Figure record listings:

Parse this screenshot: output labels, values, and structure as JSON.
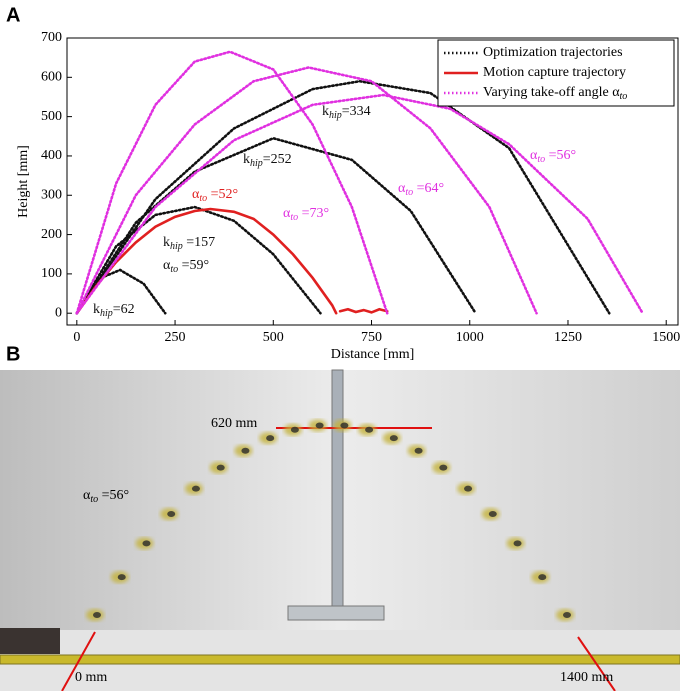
{
  "panel_labels": [
    "A",
    "B"
  ],
  "chart_data": {
    "type": "line",
    "xlabel": "Distance [mm]",
    "ylabel": "Height [mm]",
    "xlim": [
      -25,
      1530
    ],
    "ylim": [
      -30,
      700
    ],
    "xticks": [
      0,
      250,
      500,
      750,
      1000,
      1250,
      1500
    ],
    "yticks": [
      0,
      100,
      200,
      300,
      400,
      500,
      600,
      700
    ],
    "legend": "upper right",
    "series": [
      {
        "name": "Optimization trajectories",
        "color": "#111111",
        "style": "dotted",
        "x": [
          0,
          200,
          400,
          600,
          720,
          900,
          1100,
          1355
        ],
        "values": [
          0,
          290,
          470,
          570,
          590,
          560,
          420,
          0
        ]
      },
      {
        "color": "#111111",
        "style": "dotted",
        "x": [
          0,
          150,
          300,
          500,
          700,
          850,
          1015
        ],
        "values": [
          0,
          230,
          360,
          445,
          390,
          260,
          0
        ]
      },
      {
        "color": "#111111",
        "style": "dotted",
        "x": [
          0,
          100,
          200,
          300,
          400,
          500,
          620
        ],
        "values": [
          0,
          170,
          250,
          270,
          235,
          150,
          0
        ]
      },
      {
        "color": "#111111",
        "style": "dotted",
        "x": [
          0,
          50,
          110,
          170,
          225
        ],
        "values": [
          0,
          85,
          110,
          75,
          0
        ]
      },
      {
        "name": "Motion capture trajectory",
        "color": "#e02020",
        "style": "solid",
        "x": [
          0,
          50,
          100,
          150,
          200,
          250,
          300,
          340,
          400,
          450,
          500,
          550,
          600,
          650,
          660,
          665,
          670,
          690,
          710,
          730,
          750,
          770,
          790
        ],
        "values": [
          0,
          70,
          130,
          180,
          220,
          245,
          260,
          265,
          258,
          240,
          200,
          150,
          90,
          20,
          0,
          null,
          5,
          10,
          3,
          8,
          2,
          10,
          5
        ]
      },
      {
        "name": "Varying take-off angle α_to",
        "color": "#e030e0",
        "style": "dotted",
        "x": [
          0,
          100,
          200,
          300,
          390,
          500,
          600,
          700,
          790
        ],
        "values": [
          0,
          330,
          530,
          640,
          665,
          620,
          480,
          270,
          0
        ]
      },
      {
        "color": "#e030e0",
        "style": "dotted",
        "x": [
          0,
          150,
          300,
          450,
          590,
          750,
          900,
          1050,
          1170
        ],
        "values": [
          0,
          300,
          480,
          590,
          625,
          590,
          470,
          270,
          0
        ]
      },
      {
        "color": "#e030e0",
        "style": "dotted",
        "x": [
          0,
          200,
          400,
          600,
          780,
          950,
          1100,
          1300,
          1440
        ],
        "values": [
          0,
          270,
          440,
          530,
          555,
          520,
          430,
          240,
          0
        ]
      }
    ],
    "annotations": [
      {
        "text": "k_hip=62",
        "color": "#111111"
      },
      {
        "text": "k_hip =157",
        "color": "#111111"
      },
      {
        "text": "α_to =59°",
        "color": "#111111"
      },
      {
        "text": "k_hip=252",
        "color": "#111111"
      },
      {
        "text": "k_hip=334",
        "color": "#111111"
      },
      {
        "text": "α_to =52°",
        "color": "#e02020"
      },
      {
        "text": "α_to =73°",
        "color": "#e030e0"
      },
      {
        "text": "α_to =64°",
        "color": "#e030e0"
      },
      {
        "text": "α_to =56°",
        "color": "#e030e0"
      }
    ]
  },
  "photo": {
    "labels": [
      "620 mm",
      "0 mm",
      "1400 mm",
      "α_to =56°"
    ]
  }
}
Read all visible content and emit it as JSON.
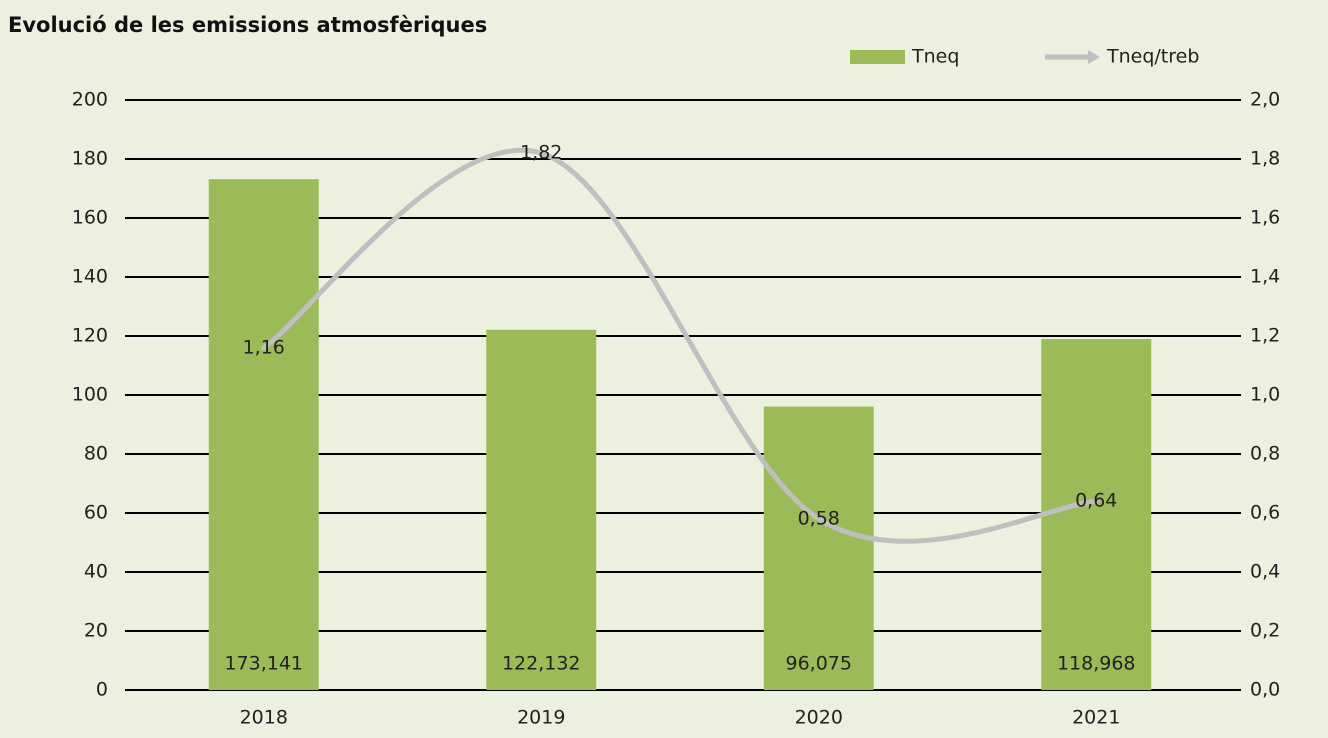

● **What the exercise asks**
Nothing in the entries should change as you copy them, except that the pictures are left out.

● **Solution to the exercise**
Parse this screenshot: output labels, values, and structure as JSON.
{
  "panel_labels": [
    "A",
    "B"
  ],
  "chart_data": {
    "type": "line",
    "xlabel": "Distance [mm]",
    "ylabel": "Height [mm]",
    "xlim": [
      -25,
      1530
    ],
    "ylim": [
      -30,
      700
    ],
    "xticks": [
      0,
      250,
      500,
      750,
      1000,
      1250,
      1500
    ],
    "yticks": [
      0,
      100,
      200,
      300,
      400,
      500,
      600,
      700
    ],
    "legend": "upper right",
    "series": [
      {
        "name": "Optimization trajectories",
        "color": "#111111",
        "style": "dotted",
        "x": [
          0,
          200,
          400,
          600,
          720,
          900,
          1100,
          1355
        ],
        "values": [
          0,
          290,
          470,
          570,
          590,
          560,
          420,
          0
        ]
      },
      {
        "color": "#111111",
        "style": "dotted",
        "x": [
          0,
          150,
          300,
          500,
          700,
          850,
          1015
        ],
        "values": [
          0,
          230,
          360,
          445,
          390,
          260,
          0
        ]
      },
      {
        "color": "#111111",
        "style": "dotted",
        "x": [
          0,
          100,
          200,
          300,
          400,
          500,
          620
        ],
        "values": [
          0,
          170,
          250,
          270,
          235,
          150,
          0
        ]
      },
      {
        "color": "#111111",
        "style": "dotted",
        "x": [
          0,
          50,
          110,
          170,
          225
        ],
        "values": [
          0,
          85,
          110,
          75,
          0
        ]
      },
      {
        "name": "Motion capture trajectory",
        "color": "#e02020",
        "style": "solid",
        "x": [
          0,
          50,
          100,
          150,
          200,
          250,
          300,
          340,
          400,
          450,
          500,
          550,
          600,
          650,
          660,
          665,
          670,
          690,
          710,
          730,
          750,
          770,
          790
        ],
        "values": [
          0,
          70,
          130,
          180,
          220,
          245,
          260,
          265,
          258,
          240,
          200,
          150,
          90,
          20,
          0,
          null,
          5,
          10,
          3,
          8,
          2,
          10,
          5
        ]
      },
      {
        "name": "Varying take-off angle α_to",
        "color": "#e030e0",
        "style": "dotted",
        "x": [
          0,
          100,
          200,
          300,
          390,
          500,
          600,
          700,
          790
        ],
        "values": [
          0,
          330,
          530,
          640,
          665,
          620,
          480,
          270,
          0
        ]
      },
      {
        "color": "#e030e0",
        "style": "dotted",
        "x": [
          0,
          150,
          300,
          450,
          590,
          750,
          900,
          1050,
          1170
        ],
        "values": [
          0,
          300,
          480,
          590,
          625,
          590,
          470,
          270,
          0
        ]
      },
      {
        "color": "#e030e0",
        "style": "dotted",
        "x": [
          0,
          200,
          400,
          600,
          780,
          950,
          1100,
          1300,
          1440
        ],
        "values": [
          0,
          270,
          440,
          530,
          555,
          520,
          430,
          240,
          0
        ]
      }
    ],
    "annotations": [
      {
        "text": "k_hip=62",
        "color": "#111111"
      },
      {
        "text": "k_hip =157",
        "color": "#111111"
      },
      {
        "text": "α_to =59°",
        "color": "#111111"
      },
      {
        "text": "k_hip=252",
        "color": "#111111"
      },
      {
        "text": "k_hip=334",
        "color": "#111111"
      },
      {
        "text": "α_to =52°",
        "color": "#e02020"
      },
      {
        "text": "α_to =73°",
        "color": "#e030e0"
      },
      {
        "text": "α_to =64°",
        "color": "#e030e0"
      },
      {
        "text": "α_to =56°",
        "color": "#e030e0"
      }
    ]
  },
  "photo": {
    "labels": [
      "620 mm",
      "0 mm",
      "1400 mm",
      "α_to =56°"
    ]
  }
}
Read all visible content and emit it as JSON.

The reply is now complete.